┌──

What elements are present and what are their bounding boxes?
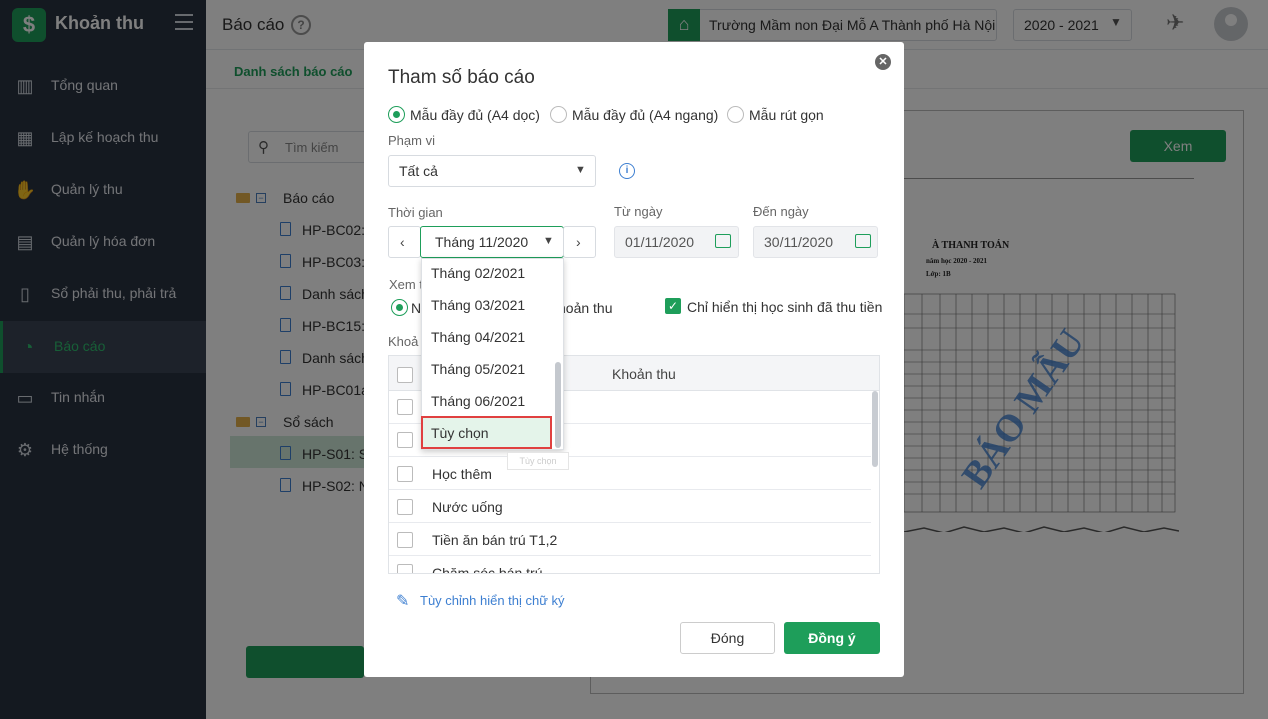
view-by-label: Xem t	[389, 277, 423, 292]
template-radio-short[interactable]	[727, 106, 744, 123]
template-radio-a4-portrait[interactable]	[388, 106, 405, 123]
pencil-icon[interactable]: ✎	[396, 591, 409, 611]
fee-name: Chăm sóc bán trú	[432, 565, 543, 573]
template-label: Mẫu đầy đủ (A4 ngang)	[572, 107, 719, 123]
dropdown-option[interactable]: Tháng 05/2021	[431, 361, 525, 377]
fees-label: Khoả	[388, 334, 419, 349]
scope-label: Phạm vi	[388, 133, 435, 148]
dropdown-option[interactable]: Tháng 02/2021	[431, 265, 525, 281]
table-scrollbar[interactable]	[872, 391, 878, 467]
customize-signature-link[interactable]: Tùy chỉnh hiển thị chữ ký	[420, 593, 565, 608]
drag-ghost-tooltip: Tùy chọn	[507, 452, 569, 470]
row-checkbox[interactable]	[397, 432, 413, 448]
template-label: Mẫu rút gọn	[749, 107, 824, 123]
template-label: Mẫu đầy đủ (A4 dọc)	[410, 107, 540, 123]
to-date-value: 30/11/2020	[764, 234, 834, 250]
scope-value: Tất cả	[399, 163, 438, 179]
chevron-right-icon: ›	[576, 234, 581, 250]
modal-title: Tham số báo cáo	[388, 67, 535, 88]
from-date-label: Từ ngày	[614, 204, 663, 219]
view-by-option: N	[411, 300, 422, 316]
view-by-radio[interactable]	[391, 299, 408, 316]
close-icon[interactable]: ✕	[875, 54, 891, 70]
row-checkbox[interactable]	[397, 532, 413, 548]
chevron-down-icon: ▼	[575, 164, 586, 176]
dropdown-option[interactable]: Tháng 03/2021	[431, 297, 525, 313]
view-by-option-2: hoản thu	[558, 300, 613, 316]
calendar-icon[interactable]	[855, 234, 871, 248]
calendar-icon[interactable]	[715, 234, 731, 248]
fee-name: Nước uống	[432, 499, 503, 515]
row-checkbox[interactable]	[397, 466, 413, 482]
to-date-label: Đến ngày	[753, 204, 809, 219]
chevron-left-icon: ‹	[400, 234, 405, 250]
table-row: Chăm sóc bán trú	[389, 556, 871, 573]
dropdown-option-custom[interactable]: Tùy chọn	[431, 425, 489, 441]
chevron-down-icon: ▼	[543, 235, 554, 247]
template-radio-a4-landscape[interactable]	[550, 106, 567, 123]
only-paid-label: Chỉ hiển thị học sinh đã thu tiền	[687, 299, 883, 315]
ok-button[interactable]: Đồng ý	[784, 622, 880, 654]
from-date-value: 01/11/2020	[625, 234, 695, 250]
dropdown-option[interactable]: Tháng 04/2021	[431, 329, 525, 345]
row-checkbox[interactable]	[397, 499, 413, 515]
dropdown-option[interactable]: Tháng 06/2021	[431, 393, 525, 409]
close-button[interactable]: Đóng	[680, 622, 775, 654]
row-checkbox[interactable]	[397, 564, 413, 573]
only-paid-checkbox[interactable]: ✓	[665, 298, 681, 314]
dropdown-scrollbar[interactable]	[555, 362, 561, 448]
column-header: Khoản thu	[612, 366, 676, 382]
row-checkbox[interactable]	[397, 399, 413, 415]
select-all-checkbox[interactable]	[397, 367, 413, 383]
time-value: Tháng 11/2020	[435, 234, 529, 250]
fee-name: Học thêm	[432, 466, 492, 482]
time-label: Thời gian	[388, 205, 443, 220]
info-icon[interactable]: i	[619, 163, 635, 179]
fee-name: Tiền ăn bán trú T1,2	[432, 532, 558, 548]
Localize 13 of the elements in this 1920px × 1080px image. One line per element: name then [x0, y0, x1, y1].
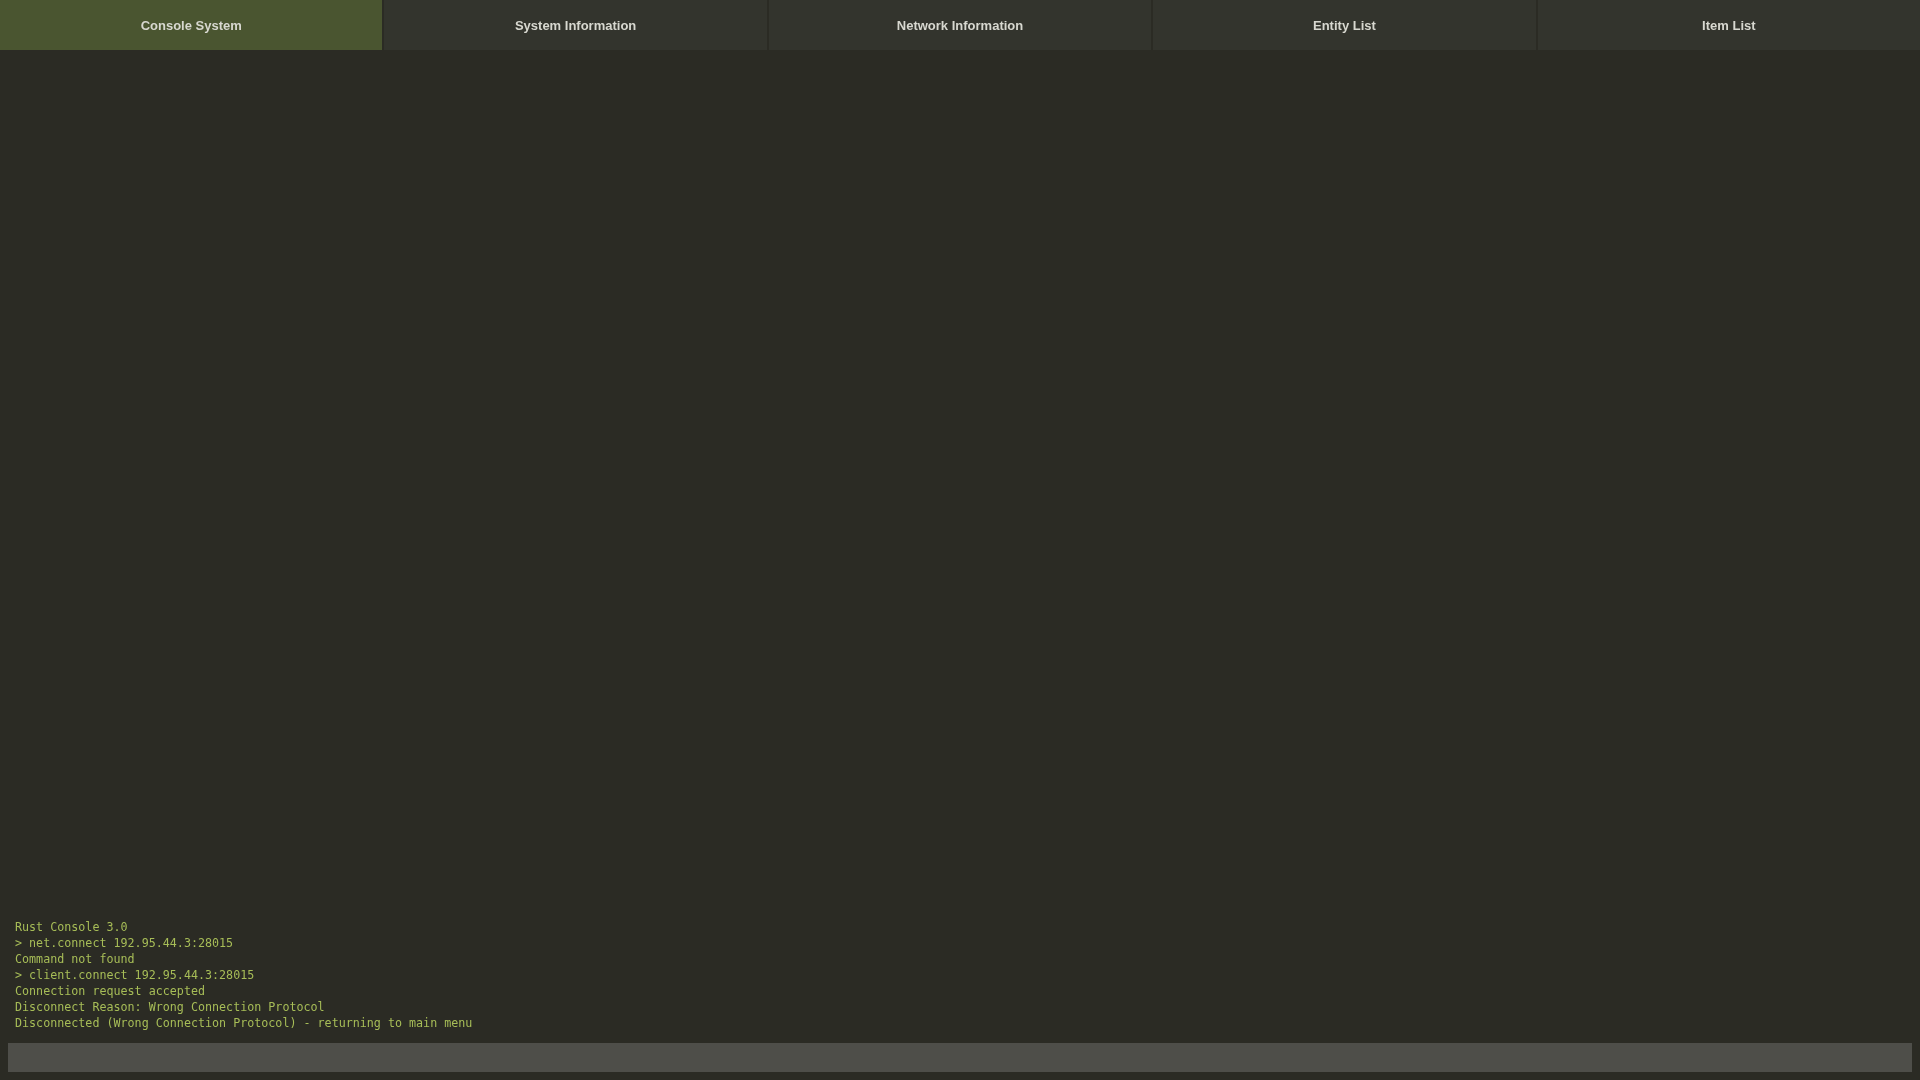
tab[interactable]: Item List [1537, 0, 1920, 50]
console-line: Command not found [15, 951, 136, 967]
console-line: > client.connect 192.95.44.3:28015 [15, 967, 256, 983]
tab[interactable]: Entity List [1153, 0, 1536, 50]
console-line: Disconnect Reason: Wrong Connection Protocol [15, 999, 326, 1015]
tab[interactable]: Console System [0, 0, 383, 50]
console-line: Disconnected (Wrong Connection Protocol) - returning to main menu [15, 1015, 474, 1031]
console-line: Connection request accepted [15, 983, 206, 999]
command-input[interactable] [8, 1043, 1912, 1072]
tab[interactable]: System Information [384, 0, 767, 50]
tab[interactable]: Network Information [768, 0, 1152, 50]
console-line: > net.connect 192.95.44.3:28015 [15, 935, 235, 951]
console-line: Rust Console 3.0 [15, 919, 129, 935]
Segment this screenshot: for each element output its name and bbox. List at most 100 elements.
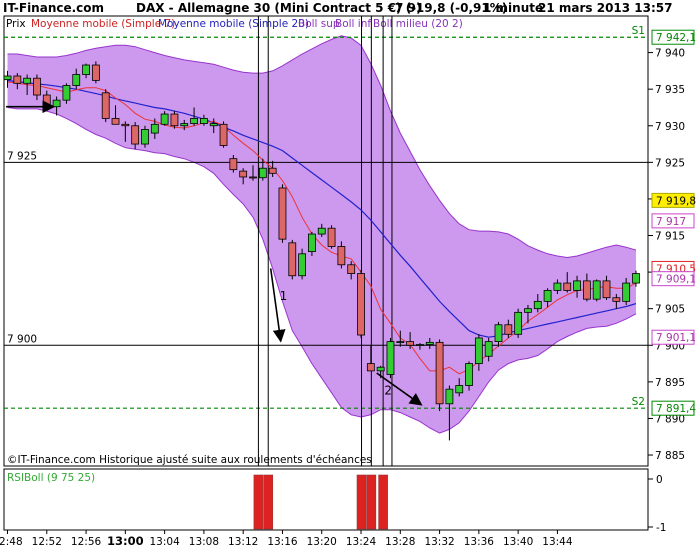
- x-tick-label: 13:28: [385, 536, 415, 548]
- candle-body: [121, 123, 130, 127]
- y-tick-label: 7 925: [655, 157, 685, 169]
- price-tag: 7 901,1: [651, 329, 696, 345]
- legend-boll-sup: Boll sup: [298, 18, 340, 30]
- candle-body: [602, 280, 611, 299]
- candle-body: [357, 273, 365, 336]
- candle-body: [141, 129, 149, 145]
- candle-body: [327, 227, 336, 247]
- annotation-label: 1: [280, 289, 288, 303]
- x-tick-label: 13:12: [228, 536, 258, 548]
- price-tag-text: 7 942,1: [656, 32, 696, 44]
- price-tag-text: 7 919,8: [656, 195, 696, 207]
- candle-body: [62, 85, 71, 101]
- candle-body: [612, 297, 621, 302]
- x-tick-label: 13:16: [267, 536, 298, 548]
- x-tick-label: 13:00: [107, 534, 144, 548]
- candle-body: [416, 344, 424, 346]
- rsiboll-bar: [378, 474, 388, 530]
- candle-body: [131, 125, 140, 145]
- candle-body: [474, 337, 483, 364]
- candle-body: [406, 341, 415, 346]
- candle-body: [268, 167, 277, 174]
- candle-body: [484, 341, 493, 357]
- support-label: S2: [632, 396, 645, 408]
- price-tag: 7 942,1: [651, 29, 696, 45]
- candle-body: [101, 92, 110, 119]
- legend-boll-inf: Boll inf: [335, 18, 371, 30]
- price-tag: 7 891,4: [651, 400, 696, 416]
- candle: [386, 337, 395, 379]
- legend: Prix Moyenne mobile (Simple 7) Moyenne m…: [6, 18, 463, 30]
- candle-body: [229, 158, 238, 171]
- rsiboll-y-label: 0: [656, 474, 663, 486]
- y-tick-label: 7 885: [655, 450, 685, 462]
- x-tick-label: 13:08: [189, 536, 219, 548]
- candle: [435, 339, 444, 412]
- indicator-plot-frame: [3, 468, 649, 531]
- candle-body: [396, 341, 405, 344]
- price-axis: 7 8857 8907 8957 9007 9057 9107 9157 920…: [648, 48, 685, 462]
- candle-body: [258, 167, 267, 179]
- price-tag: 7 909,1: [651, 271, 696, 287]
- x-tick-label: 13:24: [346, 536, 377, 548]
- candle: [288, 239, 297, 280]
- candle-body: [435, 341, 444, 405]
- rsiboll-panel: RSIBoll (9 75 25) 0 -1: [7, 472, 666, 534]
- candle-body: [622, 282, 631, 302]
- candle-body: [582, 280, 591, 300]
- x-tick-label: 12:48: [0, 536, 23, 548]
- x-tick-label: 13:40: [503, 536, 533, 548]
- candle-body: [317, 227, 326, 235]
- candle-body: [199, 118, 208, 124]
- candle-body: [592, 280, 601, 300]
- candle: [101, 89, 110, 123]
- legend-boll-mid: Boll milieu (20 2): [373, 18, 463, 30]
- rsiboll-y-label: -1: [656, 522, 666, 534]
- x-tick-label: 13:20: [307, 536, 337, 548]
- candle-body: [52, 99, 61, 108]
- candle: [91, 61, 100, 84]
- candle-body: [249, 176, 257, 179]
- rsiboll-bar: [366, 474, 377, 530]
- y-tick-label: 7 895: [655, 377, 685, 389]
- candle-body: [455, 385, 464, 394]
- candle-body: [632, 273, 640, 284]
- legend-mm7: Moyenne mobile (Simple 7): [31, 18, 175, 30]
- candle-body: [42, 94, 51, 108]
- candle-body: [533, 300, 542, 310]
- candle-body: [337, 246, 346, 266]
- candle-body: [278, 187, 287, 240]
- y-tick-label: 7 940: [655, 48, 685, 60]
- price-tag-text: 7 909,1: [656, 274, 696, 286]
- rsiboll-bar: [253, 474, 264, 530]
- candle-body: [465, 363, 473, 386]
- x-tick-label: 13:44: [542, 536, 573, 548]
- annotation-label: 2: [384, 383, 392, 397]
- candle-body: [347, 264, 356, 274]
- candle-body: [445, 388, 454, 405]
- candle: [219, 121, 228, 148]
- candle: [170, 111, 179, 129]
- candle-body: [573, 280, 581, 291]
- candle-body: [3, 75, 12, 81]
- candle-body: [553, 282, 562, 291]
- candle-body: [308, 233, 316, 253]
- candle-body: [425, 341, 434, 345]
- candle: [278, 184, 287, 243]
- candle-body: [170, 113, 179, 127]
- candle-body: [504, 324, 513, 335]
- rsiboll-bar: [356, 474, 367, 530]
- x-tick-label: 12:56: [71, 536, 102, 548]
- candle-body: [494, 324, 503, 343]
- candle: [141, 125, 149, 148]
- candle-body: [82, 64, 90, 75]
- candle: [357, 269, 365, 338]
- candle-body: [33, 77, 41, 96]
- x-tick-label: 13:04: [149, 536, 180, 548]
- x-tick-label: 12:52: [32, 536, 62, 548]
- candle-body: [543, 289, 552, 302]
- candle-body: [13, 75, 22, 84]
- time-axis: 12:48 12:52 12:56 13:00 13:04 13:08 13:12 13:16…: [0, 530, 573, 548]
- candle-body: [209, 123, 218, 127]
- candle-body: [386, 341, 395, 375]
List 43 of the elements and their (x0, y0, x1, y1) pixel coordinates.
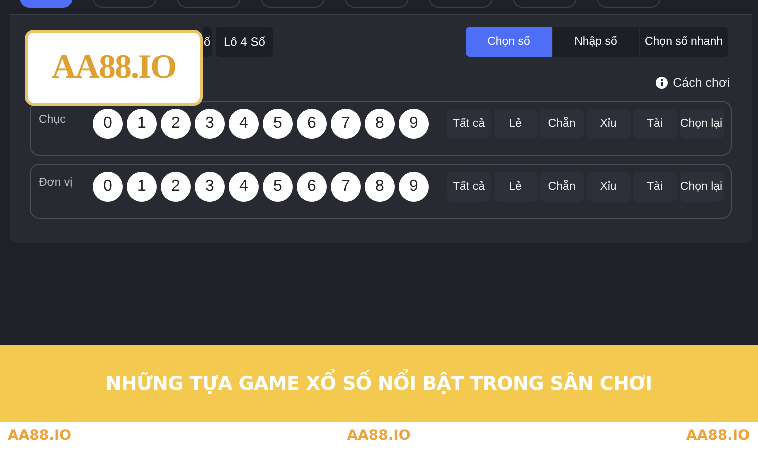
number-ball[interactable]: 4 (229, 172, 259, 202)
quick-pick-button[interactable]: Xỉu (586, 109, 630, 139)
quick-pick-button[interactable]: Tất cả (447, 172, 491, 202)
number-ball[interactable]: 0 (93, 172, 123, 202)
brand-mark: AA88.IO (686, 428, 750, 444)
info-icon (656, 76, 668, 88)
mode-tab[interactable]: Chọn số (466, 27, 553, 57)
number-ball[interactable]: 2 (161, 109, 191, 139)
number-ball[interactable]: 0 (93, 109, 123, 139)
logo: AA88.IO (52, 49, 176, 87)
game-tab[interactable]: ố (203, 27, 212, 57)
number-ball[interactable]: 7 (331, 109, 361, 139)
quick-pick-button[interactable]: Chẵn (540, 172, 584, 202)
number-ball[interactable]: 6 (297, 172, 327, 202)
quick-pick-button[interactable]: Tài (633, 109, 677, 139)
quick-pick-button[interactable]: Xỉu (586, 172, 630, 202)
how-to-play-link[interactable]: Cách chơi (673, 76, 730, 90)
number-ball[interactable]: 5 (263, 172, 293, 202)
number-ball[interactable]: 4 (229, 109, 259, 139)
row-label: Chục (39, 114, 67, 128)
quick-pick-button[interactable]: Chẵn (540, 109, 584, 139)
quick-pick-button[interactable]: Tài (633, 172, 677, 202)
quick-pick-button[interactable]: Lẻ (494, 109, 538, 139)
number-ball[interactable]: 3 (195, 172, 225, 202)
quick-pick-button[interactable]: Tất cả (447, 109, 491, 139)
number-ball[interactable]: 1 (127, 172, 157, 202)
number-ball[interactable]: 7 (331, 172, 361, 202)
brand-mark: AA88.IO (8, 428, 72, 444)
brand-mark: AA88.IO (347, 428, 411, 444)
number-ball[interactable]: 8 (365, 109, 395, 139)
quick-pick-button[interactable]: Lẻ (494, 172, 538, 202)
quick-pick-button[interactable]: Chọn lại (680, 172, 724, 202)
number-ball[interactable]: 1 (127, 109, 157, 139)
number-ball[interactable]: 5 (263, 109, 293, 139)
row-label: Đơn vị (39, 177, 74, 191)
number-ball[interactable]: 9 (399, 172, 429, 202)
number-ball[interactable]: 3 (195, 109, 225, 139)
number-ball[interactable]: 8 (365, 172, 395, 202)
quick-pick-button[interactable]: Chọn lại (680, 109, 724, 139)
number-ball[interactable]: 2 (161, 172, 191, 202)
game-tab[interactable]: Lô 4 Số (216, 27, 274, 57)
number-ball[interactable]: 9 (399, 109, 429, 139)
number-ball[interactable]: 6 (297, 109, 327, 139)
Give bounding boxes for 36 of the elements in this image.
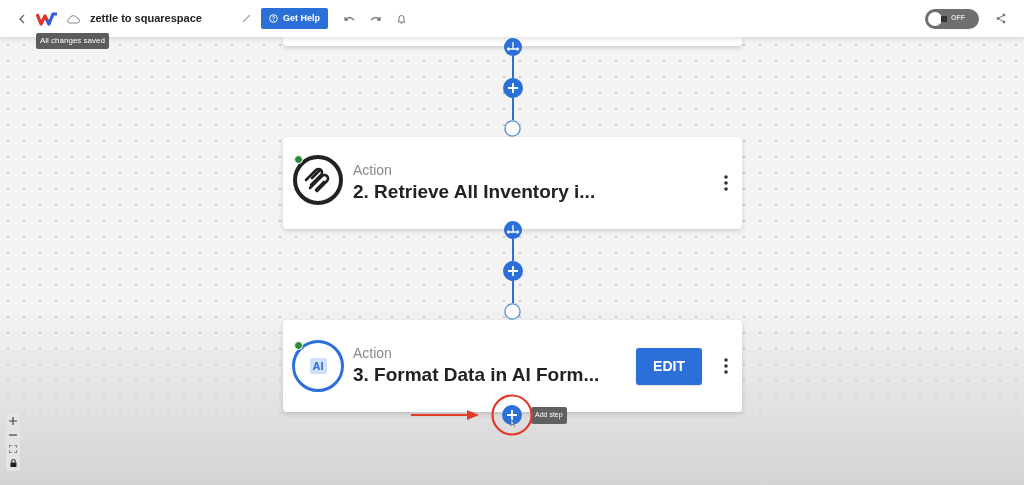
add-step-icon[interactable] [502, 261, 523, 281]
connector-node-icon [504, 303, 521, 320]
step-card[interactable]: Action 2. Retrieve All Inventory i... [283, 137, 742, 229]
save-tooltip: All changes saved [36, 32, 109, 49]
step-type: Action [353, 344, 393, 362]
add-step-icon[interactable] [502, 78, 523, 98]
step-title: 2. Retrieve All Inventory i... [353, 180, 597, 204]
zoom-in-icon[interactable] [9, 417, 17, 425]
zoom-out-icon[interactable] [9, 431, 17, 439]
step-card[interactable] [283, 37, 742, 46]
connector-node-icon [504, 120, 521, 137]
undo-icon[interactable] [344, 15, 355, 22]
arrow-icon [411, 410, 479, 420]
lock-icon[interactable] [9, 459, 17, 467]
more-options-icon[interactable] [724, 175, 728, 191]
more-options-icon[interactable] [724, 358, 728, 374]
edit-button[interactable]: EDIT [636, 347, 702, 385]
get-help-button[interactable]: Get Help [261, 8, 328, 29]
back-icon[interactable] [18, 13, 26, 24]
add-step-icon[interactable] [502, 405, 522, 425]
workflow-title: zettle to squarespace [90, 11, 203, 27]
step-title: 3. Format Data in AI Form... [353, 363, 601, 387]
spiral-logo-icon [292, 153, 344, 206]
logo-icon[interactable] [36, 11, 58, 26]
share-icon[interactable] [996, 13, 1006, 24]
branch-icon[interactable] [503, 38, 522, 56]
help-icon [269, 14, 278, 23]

└──

**AIM:** Please lay out as a numbered list the lines of the listing between the line holding "number-ball[interactable]: 4 (229, 172, 259, 202)" and the line holding "info-icon (656, 76, 668, 88)", inclusive, leaving out any blank lines.

**EXERCISE ANSWER:**
1. number-ball[interactable]: 4 (229, 172, 259, 202)
2. quick-pick-button[interactable]: Xỉu (586, 109, 630, 139)
3. quick-pick-button[interactable]: Tất cả (447, 172, 491, 202)
4. number-ball[interactable]: 0 (93, 172, 123, 202)
5. brand-mark: AA88.IO (686, 428, 750, 444)
6. info-icon (656, 76, 668, 88)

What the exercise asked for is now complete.